─── INPUT
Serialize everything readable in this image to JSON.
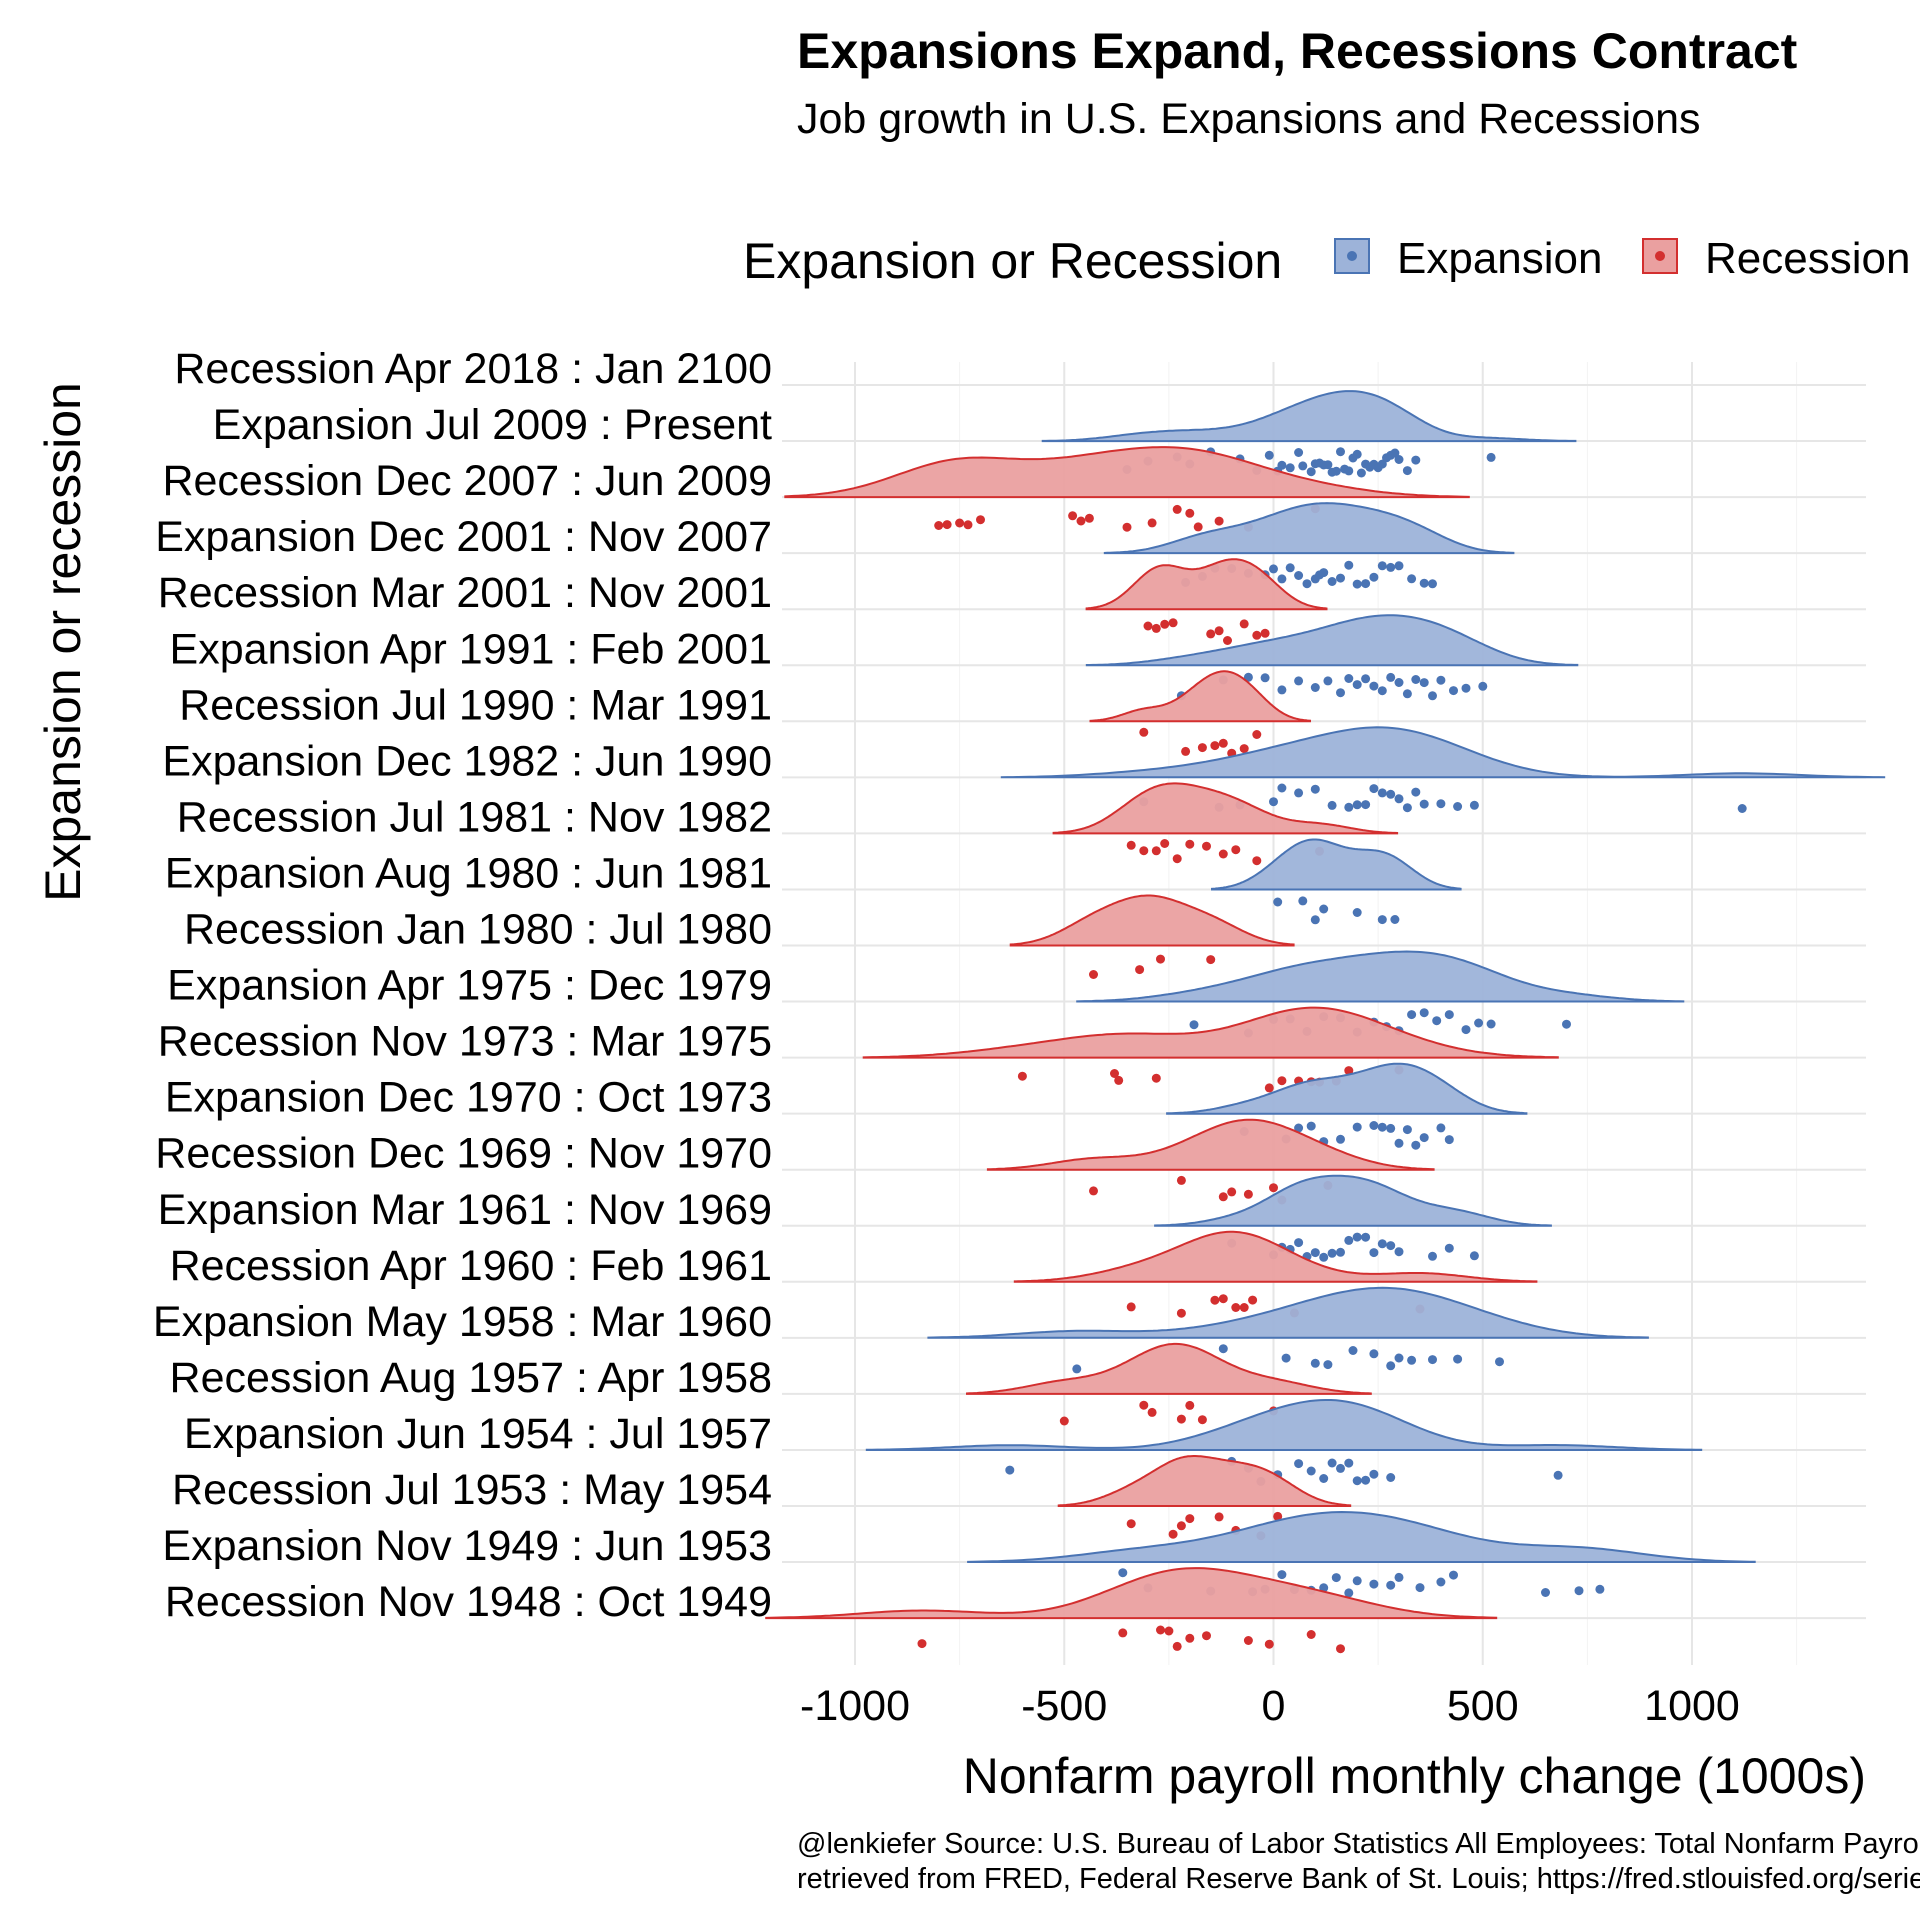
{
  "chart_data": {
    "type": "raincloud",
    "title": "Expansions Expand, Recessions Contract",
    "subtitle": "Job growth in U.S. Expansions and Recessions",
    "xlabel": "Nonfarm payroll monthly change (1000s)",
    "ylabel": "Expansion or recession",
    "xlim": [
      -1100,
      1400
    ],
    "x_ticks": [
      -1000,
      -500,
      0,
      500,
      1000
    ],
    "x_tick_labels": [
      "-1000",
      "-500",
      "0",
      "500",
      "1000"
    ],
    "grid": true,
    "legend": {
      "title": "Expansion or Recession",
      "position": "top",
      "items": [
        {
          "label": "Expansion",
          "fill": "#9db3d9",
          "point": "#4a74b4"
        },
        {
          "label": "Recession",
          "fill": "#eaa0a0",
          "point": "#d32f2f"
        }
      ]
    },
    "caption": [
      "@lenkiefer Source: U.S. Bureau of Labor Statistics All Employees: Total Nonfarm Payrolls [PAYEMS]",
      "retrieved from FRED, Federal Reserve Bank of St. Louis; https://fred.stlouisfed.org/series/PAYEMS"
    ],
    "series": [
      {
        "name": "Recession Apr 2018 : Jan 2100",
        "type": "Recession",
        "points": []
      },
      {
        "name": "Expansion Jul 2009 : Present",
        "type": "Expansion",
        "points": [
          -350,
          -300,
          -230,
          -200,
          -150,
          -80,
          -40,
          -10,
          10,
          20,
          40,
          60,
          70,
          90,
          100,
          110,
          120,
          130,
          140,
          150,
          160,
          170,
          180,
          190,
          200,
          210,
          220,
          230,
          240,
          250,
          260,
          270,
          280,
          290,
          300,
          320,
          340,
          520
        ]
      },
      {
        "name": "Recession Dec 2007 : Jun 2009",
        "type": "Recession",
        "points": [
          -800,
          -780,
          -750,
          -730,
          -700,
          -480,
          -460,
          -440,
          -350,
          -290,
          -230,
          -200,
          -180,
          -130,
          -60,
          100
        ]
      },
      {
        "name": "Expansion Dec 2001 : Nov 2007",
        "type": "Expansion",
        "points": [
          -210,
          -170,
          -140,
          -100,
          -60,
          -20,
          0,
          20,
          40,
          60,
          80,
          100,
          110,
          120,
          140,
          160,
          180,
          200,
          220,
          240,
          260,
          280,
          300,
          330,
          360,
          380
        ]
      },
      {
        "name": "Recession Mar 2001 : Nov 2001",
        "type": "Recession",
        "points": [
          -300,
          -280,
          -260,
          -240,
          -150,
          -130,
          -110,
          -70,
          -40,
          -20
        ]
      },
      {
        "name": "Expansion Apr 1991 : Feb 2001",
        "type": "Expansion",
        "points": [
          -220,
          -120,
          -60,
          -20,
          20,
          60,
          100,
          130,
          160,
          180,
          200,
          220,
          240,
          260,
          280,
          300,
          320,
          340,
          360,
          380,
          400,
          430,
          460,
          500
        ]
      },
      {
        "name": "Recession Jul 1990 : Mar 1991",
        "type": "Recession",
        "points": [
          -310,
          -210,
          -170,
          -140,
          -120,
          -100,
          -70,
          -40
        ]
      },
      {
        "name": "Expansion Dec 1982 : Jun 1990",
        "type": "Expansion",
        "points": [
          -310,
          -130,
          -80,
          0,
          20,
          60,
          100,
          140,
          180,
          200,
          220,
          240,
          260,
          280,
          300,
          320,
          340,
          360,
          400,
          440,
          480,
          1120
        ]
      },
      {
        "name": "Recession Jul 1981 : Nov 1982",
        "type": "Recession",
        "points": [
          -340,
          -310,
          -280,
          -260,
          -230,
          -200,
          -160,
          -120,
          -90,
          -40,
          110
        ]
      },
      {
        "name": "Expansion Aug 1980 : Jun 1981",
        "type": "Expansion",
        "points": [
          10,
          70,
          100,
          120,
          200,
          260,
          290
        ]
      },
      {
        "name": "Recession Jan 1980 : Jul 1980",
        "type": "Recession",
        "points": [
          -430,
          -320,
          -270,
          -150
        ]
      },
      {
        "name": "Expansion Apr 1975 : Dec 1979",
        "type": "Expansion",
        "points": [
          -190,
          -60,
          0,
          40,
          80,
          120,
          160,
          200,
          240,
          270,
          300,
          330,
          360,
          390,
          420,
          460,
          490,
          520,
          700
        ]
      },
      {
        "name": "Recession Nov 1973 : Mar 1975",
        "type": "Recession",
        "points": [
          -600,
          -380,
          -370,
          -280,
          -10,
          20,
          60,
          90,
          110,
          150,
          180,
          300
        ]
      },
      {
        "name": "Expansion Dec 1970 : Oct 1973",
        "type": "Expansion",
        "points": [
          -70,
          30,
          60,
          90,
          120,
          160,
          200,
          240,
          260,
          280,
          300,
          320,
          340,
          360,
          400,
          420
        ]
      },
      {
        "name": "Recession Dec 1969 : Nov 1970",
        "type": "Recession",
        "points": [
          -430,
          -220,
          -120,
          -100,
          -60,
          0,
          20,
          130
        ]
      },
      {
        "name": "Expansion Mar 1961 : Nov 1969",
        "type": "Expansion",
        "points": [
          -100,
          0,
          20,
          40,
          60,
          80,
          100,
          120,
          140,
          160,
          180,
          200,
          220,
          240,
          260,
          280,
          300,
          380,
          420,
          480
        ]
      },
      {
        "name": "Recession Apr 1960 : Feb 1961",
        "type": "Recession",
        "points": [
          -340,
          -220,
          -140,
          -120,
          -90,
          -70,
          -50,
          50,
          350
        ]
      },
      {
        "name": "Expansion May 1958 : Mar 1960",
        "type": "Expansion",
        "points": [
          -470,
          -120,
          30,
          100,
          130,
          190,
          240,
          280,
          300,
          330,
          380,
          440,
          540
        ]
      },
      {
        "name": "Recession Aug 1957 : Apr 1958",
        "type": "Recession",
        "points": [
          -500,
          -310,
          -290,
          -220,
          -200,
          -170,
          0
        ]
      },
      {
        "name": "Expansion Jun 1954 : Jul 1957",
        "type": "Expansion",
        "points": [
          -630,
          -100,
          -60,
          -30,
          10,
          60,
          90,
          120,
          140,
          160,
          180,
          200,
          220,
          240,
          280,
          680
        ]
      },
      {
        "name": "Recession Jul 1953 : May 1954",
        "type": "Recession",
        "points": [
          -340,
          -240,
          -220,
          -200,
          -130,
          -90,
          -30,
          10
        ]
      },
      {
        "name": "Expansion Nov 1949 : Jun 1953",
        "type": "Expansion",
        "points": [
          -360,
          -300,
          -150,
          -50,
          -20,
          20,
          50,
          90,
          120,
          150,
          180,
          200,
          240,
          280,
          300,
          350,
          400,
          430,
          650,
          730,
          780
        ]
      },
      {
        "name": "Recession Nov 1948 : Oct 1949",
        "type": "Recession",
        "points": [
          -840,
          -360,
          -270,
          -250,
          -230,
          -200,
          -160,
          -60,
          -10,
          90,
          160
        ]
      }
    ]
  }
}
──────
Print each of the records above exactly as written, leaving no picture in the copy.

**EXERCISE RESPONSE**.
Serialize everything readable in this image to JSON.
{
  "chart_data": {
    "type": "raincloud",
    "title": "Expansions Expand, Recessions Contract",
    "subtitle": "Job growth in U.S. Expansions and Recessions",
    "xlabel": "Nonfarm payroll monthly change (1000s)",
    "ylabel": "Expansion or recession",
    "xlim": [
      -1100,
      1400
    ],
    "x_ticks": [
      -1000,
      -500,
      0,
      500,
      1000
    ],
    "x_tick_labels": [
      "-1000",
      "-500",
      "0",
      "500",
      "1000"
    ],
    "grid": true,
    "legend": {
      "title": "Expansion or Recession",
      "position": "top",
      "items": [
        {
          "label": "Expansion",
          "fill": "#9db3d9",
          "point": "#4a74b4"
        },
        {
          "label": "Recession",
          "fill": "#eaa0a0",
          "point": "#d32f2f"
        }
      ]
    },
    "caption": [
      "@lenkiefer Source: U.S. Bureau of Labor Statistics All Employees: Total Nonfarm Payrolls [PAYEMS]",
      "retrieved from FRED, Federal Reserve Bank of St. Louis; https://fred.stlouisfed.org/series/PAYEMS"
    ],
    "series": [
      {
        "name": "Recession Apr 2018 : Jan 2100",
        "type": "Recession",
        "points": []
      },
      {
        "name": "Expansion Jul 2009 : Present",
        "type": "Expansion",
        "points": [
          -350,
          -300,
          -230,
          -200,
          -150,
          -80,
          -40,
          -10,
          10,
          20,
          40,
          60,
          70,
          90,
          100,
          110,
          120,
          130,
          140,
          150,
          160,
          170,
          180,
          190,
          200,
          210,
          220,
          230,
          240,
          250,
          260,
          270,
          280,
          290,
          300,
          320,
          340,
          520
        ]
      },
      {
        "name": "Recession Dec 2007 : Jun 2009",
        "type": "Recession",
        "points": [
          -800,
          -780,
          -750,
          -730,
          -700,
          -480,
          -460,
          -440,
          -350,
          -290,
          -230,
          -200,
          -180,
          -130,
          -60,
          100
        ]
      },
      {
        "name": "Expansion Dec 2001 : Nov 2007",
        "type": "Expansion",
        "points": [
          -210,
          -170,
          -140,
          -100,
          -60,
          -20,
          0,
          20,
          40,
          60,
          80,
          100,
          110,
          120,
          140,
          160,
          180,
          200,
          220,
          240,
          260,
          280,
          300,
          330,
          360,
          380
        ]
      },
      {
        "name": "Recession Mar 2001 : Nov 2001",
        "type": "Recession",
        "points": [
          -300,
          -280,
          -260,
          -240,
          -150,
          -130,
          -110,
          -70,
          -40,
          -20
        ]
      },
      {
        "name": "Expansion Apr 1991 : Feb 2001",
        "type": "Expansion",
        "points": [
          -220,
          -120,
          -60,
          -20,
          20,
          60,
          100,
          130,
          160,
          180,
          200,
          220,
          240,
          260,
          280,
          300,
          320,
          340,
          360,
          380,
          400,
          430,
          460,
          500
        ]
      },
      {
        "name": "Recession Jul 1990 : Mar 1991",
        "type": "Recession",
        "points": [
          -310,
          -210,
          -170,
          -140,
          -120,
          -100,
          -70,
          -40
        ]
      },
      {
        "name": "Expansion Dec 1982 : Jun 1990",
        "type": "Expansion",
        "points": [
          -310,
          -130,
          -80,
          0,
          20,
          60,
          100,
          140,
          180,
          200,
          220,
          240,
          260,
          280,
          300,
          320,
          340,
          360,
          400,
          440,
          480,
          1120
        ]
      },
      {
        "name": "Recession Jul 1981 : Nov 1982",
        "type": "Recession",
        "points": [
          -340,
          -310,
          -280,
          -260,
          -230,
          -200,
          -160,
          -120,
          -90,
          -40,
          110
        ]
      },
      {
        "name": "Expansion Aug 1980 : Jun 1981",
        "type": "Expansion",
        "points": [
          10,
          70,
          100,
          120,
          200,
          260,
          290
        ]
      },
      {
        "name": "Recession Jan 1980 : Jul 1980",
        "type": "Recession",
        "points": [
          -430,
          -320,
          -270,
          -150
        ]
      },
      {
        "name": "Expansion Apr 1975 : Dec 1979",
        "type": "Expansion",
        "points": [
          -190,
          -60,
          0,
          40,
          80,
          120,
          160,
          200,
          240,
          270,
          300,
          330,
          360,
          390,
          420,
          460,
          490,
          520,
          700
        ]
      },
      {
        "name": "Recession Nov 1973 : Mar 1975",
        "type": "Recession",
        "points": [
          -600,
          -380,
          -370,
          -280,
          -10,
          20,
          60,
          90,
          110,
          150,
          180,
          300
        ]
      },
      {
        "name": "Expansion Dec 1970 : Oct 1973",
        "type": "Expansion",
        "points": [
          -70,
          30,
          60,
          90,
          120,
          160,
          200,
          240,
          260,
          280,
          300,
          320,
          340,
          360,
          400,
          420
        ]
      },
      {
        "name": "Recession Dec 1969 : Nov 1970",
        "type": "Recession",
        "points": [
          -430,
          -220,
          -120,
          -100,
          -60,
          0,
          20,
          130
        ]
      },
      {
        "name": "Expansion Mar 1961 : Nov 1969",
        "type": "Expansion",
        "points": [
          -100,
          0,
          20,
          40,
          60,
          80,
          100,
          120,
          140,
          160,
          180,
          200,
          220,
          240,
          260,
          280,
          300,
          380,
          420,
          480
        ]
      },
      {
        "name": "Recession Apr 1960 : Feb 1961",
        "type": "Recession",
        "points": [
          -340,
          -220,
          -140,
          -120,
          -90,
          -70,
          -50,
          50,
          350
        ]
      },
      {
        "name": "Expansion May 1958 : Mar 1960",
        "type": "Expansion",
        "points": [
          -470,
          -120,
          30,
          100,
          130,
          190,
          240,
          280,
          300,
          330,
          380,
          440,
          540
        ]
      },
      {
        "name": "Recession Aug 1957 : Apr 1958",
        "type": "Recession",
        "points": [
          -500,
          -310,
          -290,
          -220,
          -200,
          -170,
          0
        ]
      },
      {
        "name": "Expansion Jun 1954 : Jul 1957",
        "type": "Expansion",
        "points": [
          -630,
          -100,
          -60,
          -30,
          10,
          60,
          90,
          120,
          140,
          160,
          180,
          200,
          220,
          240,
          280,
          680
        ]
      },
      {
        "name": "Recession Jul 1953 : May 1954",
        "type": "Recession",
        "points": [
          -340,
          -240,
          -220,
          -200,
          -130,
          -90,
          -30,
          10
        ]
      },
      {
        "name": "Expansion Nov 1949 : Jun 1953",
        "type": "Expansion",
        "points": [
          -360,
          -300,
          -150,
          -50,
          -20,
          20,
          50,
          90,
          120,
          150,
          180,
          200,
          240,
          280,
          300,
          350,
          400,
          430,
          650,
          730,
          780
        ]
      },
      {
        "name": "Recession Nov 1948 : Oct 1949",
        "type": "Recession",
        "points": [
          -840,
          -360,
          -270,
          -250,
          -230,
          -200,
          -160,
          -60,
          -10,
          90,
          160
        ]
      }
    ]
  }
}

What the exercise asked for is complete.